• [PROBLEM STATEMENT]
The entries below are to be written out again without alteration.

— START OF DATA —

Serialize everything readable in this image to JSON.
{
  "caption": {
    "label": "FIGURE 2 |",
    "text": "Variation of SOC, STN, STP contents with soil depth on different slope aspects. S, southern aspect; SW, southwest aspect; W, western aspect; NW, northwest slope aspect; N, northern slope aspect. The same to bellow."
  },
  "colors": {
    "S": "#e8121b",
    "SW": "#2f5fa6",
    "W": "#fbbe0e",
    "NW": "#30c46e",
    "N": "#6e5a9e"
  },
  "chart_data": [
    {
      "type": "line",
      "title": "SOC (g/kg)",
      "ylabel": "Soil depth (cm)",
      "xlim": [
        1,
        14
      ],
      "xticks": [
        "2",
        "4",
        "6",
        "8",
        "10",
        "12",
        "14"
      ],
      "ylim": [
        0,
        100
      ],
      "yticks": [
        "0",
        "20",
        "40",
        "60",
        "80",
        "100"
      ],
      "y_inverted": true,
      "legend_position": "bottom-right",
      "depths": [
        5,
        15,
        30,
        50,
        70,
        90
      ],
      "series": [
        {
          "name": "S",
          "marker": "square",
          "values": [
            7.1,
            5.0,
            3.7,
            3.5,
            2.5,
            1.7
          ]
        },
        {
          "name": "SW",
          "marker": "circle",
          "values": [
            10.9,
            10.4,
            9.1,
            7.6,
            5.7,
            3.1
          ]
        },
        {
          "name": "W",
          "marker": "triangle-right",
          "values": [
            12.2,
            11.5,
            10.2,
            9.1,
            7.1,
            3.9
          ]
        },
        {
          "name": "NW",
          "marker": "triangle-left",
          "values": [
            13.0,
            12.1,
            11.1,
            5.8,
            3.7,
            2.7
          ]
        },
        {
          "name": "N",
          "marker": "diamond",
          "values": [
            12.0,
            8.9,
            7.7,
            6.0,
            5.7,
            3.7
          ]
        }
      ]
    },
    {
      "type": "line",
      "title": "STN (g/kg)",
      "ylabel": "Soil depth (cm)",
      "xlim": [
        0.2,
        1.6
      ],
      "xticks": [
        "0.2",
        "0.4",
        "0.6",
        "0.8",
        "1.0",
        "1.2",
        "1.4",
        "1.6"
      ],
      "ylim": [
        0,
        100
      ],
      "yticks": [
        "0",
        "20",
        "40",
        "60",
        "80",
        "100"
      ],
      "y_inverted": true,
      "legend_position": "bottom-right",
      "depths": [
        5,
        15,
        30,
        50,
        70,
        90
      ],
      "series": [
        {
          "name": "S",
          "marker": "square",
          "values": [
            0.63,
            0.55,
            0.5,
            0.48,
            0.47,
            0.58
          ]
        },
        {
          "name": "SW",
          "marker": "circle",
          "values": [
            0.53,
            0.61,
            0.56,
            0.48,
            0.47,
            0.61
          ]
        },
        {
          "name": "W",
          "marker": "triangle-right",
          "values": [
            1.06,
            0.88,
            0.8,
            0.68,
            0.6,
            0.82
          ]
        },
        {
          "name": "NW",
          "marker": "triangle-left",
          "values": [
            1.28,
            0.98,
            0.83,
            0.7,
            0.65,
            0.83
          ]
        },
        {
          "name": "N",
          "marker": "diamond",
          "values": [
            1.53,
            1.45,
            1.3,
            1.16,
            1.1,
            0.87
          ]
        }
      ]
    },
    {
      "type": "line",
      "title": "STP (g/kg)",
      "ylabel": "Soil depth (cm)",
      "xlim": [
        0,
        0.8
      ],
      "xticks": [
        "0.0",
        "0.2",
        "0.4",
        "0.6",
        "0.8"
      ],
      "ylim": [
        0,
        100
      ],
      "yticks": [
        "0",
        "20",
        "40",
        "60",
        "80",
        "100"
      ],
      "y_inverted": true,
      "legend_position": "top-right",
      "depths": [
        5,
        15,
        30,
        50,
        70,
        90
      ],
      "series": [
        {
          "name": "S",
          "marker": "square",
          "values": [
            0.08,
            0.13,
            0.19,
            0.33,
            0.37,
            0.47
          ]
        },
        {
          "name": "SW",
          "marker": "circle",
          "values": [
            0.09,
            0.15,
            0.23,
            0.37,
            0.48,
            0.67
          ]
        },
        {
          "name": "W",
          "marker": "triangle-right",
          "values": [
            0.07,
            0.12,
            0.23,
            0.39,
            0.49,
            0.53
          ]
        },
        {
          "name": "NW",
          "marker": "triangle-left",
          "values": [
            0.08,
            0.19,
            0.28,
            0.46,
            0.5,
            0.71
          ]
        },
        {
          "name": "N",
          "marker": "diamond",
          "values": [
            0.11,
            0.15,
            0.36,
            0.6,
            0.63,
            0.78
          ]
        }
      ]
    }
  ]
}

— END OF DATA —

• [OUTPUT FOR THIS EXERCISE]
Serialize everything readable in this image to JSON.
{
  "caption": {
    "label": "FIGURE 2 |",
    "text": "Variation of SOC, STN, STP contents with soil depth on different slope aspects. S, southern aspect; SW, southwest aspect; W, western aspect; NW, northwest slope aspect; N, northern slope aspect. The same to bellow."
  },
  "colors": {
    "S": "#e8121b",
    "SW": "#2f5fa6",
    "W": "#fbbe0e",
    "NW": "#30c46e",
    "N": "#6e5a9e"
  },
  "chart_data": [
    {
      "type": "line",
      "title": "SOC (g/kg)",
      "ylabel": "Soil depth (cm)",
      "xlim": [
        1,
        14
      ],
      "xticks": [
        "2",
        "4",
        "6",
        "8",
        "10",
        "12",
        "14"
      ],
      "ylim": [
        0,
        100
      ],
      "yticks": [
        "0",
        "20",
        "40",
        "60",
        "80",
        "100"
      ],
      "y_inverted": true,
      "legend_position": "bottom-right",
      "depths": [
        5,
        15,
        30,
        50,
        70,
        90
      ],
      "series": [
        {
          "name": "S",
          "marker": "square",
          "values": [
            7.1,
            5.0,
            3.7,
            3.5,
            2.5,
            1.7
          ]
        },
        {
          "name": "SW",
          "marker": "circle",
          "values": [
            10.9,
            10.4,
            9.1,
            7.6,
            5.7,
            3.1
          ]
        },
        {
          "name": "W",
          "marker": "triangle-right",
          "values": [
            12.2,
            11.5,
            10.2,
            9.1,
            7.1,
            3.9
          ]
        },
        {
          "name": "NW",
          "marker": "triangle-left",
          "values": [
            13.0,
            12.1,
            11.1,
            5.8,
            3.7,
            2.7
          ]
        },
        {
          "name": "N",
          "marker": "diamond",
          "values": [
            12.0,
            8.9,
            7.7,
            6.0,
            5.7,
            3.7
          ]
        }
      ]
    },
    {
      "type": "line",
      "title": "STN (g/kg)",
      "ylabel": "Soil depth (cm)",
      "xlim": [
        0.2,
        1.6
      ],
      "xticks": [
        "0.2",
        "0.4",
        "0.6",
        "0.8",
        "1.0",
        "1.2",
        "1.4",
        "1.6"
      ],
      "ylim": [
        0,
        100
      ],
      "yticks": [
        "0",
        "20",
        "40",
        "60",
        "80",
        "100"
      ],
      "y_inverted": true,
      "legend_position": "bottom-right",
      "depths": [
        5,
        15,
        30,
        50,
        70,
        90
      ],
      "series": [
        {
          "name": "S",
          "marker": "square",
          "values": [
            0.63,
            0.55,
            0.5,
            0.48,
            0.47,
            0.58
          ]
        },
        {
          "name": "SW",
          "marker": "circle",
          "values": [
            0.53,
            0.61,
            0.56,
            0.48,
            0.47,
            0.61
          ]
        },
        {
          "name": "W",
          "marker": "triangle-right",
          "values": [
            1.06,
            0.88,
            0.8,
            0.68,
            0.6,
            0.82
          ]
        },
        {
          "name": "NW",
          "marker": "triangle-left",
          "values": [
            1.28,
            0.98,
            0.83,
            0.7,
            0.65,
            0.83
          ]
        },
        {
          "name": "N",
          "marker": "diamond",
          "values": [
            1.53,
            1.45,
            1.3,
            1.16,
            1.1,
            0.87
          ]
        }
      ]
    },
    {
      "type": "line",
      "title": "STP (g/kg)",
      "ylabel": "Soil depth (cm)",
      "xlim": [
        0,
        0.8
      ],
      "xticks": [
        "0.0",
        "0.2",
        "0.4",
        "0.6",
        "0.8"
      ],
      "ylim": [
        0,
        100
      ],
      "yticks": [
        "0",
        "20",
        "40",
        "60",
        "80",
        "100"
      ],
      "y_inverted": true,
      "legend_position": "top-right",
      "depths": [
        5,
        15,
        30,
        50,
        70,
        90
      ],
      "series": [
        {
          "name": "S",
          "marker": "square",
          "values": [
            0.08,
            0.13,
            0.19,
            0.33,
            0.37,
            0.47
          ]
        },
        {
          "name": "SW",
          "marker": "circle",
          "values": [
            0.09,
            0.15,
            0.23,
            0.37,
            0.48,
            0.67
          ]
        },
        {
          "name": "W",
          "marker": "triangle-right",
          "values": [
            0.07,
            0.12,
            0.23,
            0.39,
            0.49,
            0.53
          ]
        },
        {
          "name": "NW",
          "marker": "triangle-left",
          "values": [
            0.08,
            0.19,
            0.28,
            0.46,
            0.5,
            0.71
          ]
        },
        {
          "name": "N",
          "marker": "diamond",
          "values": [
            0.11,
            0.15,
            0.36,
            0.6,
            0.63,
            0.78
          ]
        }
      ]
    }
  ]
}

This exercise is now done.